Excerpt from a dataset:
▬▬▬

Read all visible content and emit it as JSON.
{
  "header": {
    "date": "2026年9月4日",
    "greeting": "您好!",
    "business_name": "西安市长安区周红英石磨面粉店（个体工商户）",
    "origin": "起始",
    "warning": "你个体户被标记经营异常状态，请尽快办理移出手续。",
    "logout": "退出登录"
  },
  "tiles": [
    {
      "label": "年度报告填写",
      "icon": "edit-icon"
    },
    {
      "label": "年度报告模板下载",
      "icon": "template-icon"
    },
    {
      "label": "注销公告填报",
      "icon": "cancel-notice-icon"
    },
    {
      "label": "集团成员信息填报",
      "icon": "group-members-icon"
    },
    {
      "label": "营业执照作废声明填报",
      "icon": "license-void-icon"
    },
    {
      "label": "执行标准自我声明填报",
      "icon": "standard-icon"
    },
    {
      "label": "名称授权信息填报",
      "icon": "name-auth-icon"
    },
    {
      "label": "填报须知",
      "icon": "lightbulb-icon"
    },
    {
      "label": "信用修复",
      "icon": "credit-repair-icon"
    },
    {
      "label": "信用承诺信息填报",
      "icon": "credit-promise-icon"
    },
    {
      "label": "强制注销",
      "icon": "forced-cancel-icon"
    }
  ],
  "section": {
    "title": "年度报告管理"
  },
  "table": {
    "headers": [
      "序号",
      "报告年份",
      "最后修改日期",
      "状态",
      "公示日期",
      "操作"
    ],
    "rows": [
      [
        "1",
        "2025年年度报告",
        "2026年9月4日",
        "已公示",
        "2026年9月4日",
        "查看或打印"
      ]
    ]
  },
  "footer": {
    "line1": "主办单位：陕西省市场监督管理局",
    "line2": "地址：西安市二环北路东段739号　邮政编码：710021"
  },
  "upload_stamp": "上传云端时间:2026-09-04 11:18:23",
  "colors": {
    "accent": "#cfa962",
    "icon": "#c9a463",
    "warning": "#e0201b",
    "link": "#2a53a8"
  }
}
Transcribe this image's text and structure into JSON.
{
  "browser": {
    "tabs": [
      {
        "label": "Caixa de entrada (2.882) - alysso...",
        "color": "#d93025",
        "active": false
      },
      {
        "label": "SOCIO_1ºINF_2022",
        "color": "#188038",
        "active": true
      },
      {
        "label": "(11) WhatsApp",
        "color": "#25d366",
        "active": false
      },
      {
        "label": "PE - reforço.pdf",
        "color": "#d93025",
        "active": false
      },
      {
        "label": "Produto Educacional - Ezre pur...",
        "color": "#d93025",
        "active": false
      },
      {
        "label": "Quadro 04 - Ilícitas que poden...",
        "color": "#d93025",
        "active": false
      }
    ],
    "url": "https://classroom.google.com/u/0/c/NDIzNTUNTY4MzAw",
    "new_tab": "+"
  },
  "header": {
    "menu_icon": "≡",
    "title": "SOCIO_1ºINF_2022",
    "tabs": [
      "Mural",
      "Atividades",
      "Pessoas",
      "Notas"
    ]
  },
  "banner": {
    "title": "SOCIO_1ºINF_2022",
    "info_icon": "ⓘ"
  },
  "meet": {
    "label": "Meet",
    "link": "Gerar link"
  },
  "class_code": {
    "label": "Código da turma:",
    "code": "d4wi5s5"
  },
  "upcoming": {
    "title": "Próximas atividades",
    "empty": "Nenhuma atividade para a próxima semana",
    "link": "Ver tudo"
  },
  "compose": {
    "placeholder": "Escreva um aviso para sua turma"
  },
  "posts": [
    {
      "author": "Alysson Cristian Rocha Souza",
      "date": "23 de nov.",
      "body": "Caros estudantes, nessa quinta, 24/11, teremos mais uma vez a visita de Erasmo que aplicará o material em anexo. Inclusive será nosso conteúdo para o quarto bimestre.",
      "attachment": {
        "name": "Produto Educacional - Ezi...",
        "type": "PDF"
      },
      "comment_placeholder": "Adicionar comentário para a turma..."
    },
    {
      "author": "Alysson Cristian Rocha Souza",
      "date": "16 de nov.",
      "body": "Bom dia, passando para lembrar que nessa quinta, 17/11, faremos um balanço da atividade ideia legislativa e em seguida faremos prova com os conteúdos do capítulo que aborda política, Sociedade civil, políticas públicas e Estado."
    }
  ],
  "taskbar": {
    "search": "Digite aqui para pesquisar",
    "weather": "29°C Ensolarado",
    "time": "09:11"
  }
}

▬▬▬

The request: Generate an exact reproduction of all entries.

Expected answer:
Read all visible content and emit it as JSON.
{
  "header": {
    "date": "2026年9月4日",
    "greeting": "您好!",
    "business_name": "西安市长安区周红英石磨面粉店（个体工商户）",
    "origin": "起始",
    "warning": "你个体户被标记经营异常状态，请尽快办理移出手续。",
    "logout": "退出登录"
  },
  "tiles": [
    {
      "label": "年度报告填写",
      "icon": "edit-icon"
    },
    {
      "label": "年度报告模板下载",
      "icon": "template-icon"
    },
    {
      "label": "注销公告填报",
      "icon": "cancel-notice-icon"
    },
    {
      "label": "集团成员信息填报",
      "icon": "group-members-icon"
    },
    {
      "label": "营业执照作废声明填报",
      "icon": "license-void-icon"
    },
    {
      "label": "执行标准自我声明填报",
      "icon": "standard-icon"
    },
    {
      "label": "名称授权信息填报",
      "icon": "name-auth-icon"
    },
    {
      "label": "填报须知",
      "icon": "lightbulb-icon"
    },
    {
      "label": "信用修复",
      "icon": "credit-repair-icon"
    },
    {
      "label": "信用承诺信息填报",
      "icon": "credit-promise-icon"
    },
    {
      "label": "强制注销",
      "icon": "forced-cancel-icon"
    }
  ],
  "section": {
    "title": "年度报告管理"
  },
  "table": {
    "headers": [
      "序号",
      "报告年份",
      "最后修改日期",
      "状态",
      "公示日期",
      "操作"
    ],
    "rows": [
      [
        "1",
        "2025年年度报告",
        "2026年9月4日",
        "已公示",
        "2026年9月4日",
        "查看或打印"
      ]
    ]
  },
  "footer": {
    "line1": "主办单位：陕西省市场监督管理局",
    "line2": "地址：西安市二环北路东段739号　邮政编码：710021"
  },
  "upload_stamp": "上传云端时间:2026-09-04 11:18:23",
  "colors": {
    "accent": "#cfa962",
    "icon": "#c9a463",
    "warning": "#e0201b",
    "link": "#2a53a8"
  }
}
Transcribe this image's text and structure into JSON.
{
  "browser": {
    "tabs": [
      {
        "label": "Caixa de entrada (2.882) - alysso...",
        "color": "#d93025",
        "active": false
      },
      {
        "label": "SOCIO_1ºINF_2022",
        "color": "#188038",
        "active": true
      },
      {
        "label": "(11) WhatsApp",
        "color": "#25d366",
        "active": false
      },
      {
        "label": "PE - reforço.pdf",
        "color": "#d93025",
        "active": false
      },
      {
        "label": "Produto Educacional - Ezre pur...",
        "color": "#d93025",
        "active": false
      },
      {
        "label": "Quadro 04 - Ilícitas que poden...",
        "color": "#d93025",
        "active": false
      }
    ],
    "url": "https://classroom.google.com/u/0/c/NDIzNTUNTY4MzAw",
    "new_tab": "+"
  },
  "header": {
    "menu_icon": "≡",
    "title": "SOCIO_1ºINF_2022",
    "tabs": [
      "Mural",
      "Atividades",
      "Pessoas",
      "Notas"
    ]
  },
  "banner": {
    "title": "SOCIO_1ºINF_2022",
    "info_icon": "ⓘ"
  },
  "meet": {
    "label": "Meet",
    "link": "Gerar link"
  },
  "class_code": {
    "label": "Código da turma:",
    "code": "d4wi5s5"
  },
  "upcoming": {
    "title": "Próximas atividades",
    "empty": "Nenhuma atividade para a próxima semana",
    "link": "Ver tudo"
  },
  "compose": {
    "placeholder": "Escreva um aviso para sua turma"
  },
  "posts": [
    {
      "author": "Alysson Cristian Rocha Souza",
      "date": "23 de nov.",
      "body": "Caros estudantes, nessa quinta, 24/11, teremos mais uma vez a visita de Erasmo que aplicará o material em anexo. Inclusive será nosso conteúdo para o quarto bimestre.",
      "attachment": {
        "name": "Produto Educacional - Ezi...",
        "type": "PDF"
      },
      "comment_placeholder": "Adicionar comentário para a turma..."
    },
    {
      "author": "Alysson Cristian Rocha Souza",
      "date": "16 de nov.",
      "body": "Bom dia, passando para lembrar que nessa quinta, 17/11, faremos um balanço da atividade ideia legislativa e em seguida faremos prova com os conteúdos do capítulo que aborda política, Sociedade civil, políticas públicas e Estado."
    }
  ],
  "taskbar": {
    "search": "Digite aqui para pesquisar",
    "weather": "29°C Ensolarado",
    "time": "09:11"
  }
}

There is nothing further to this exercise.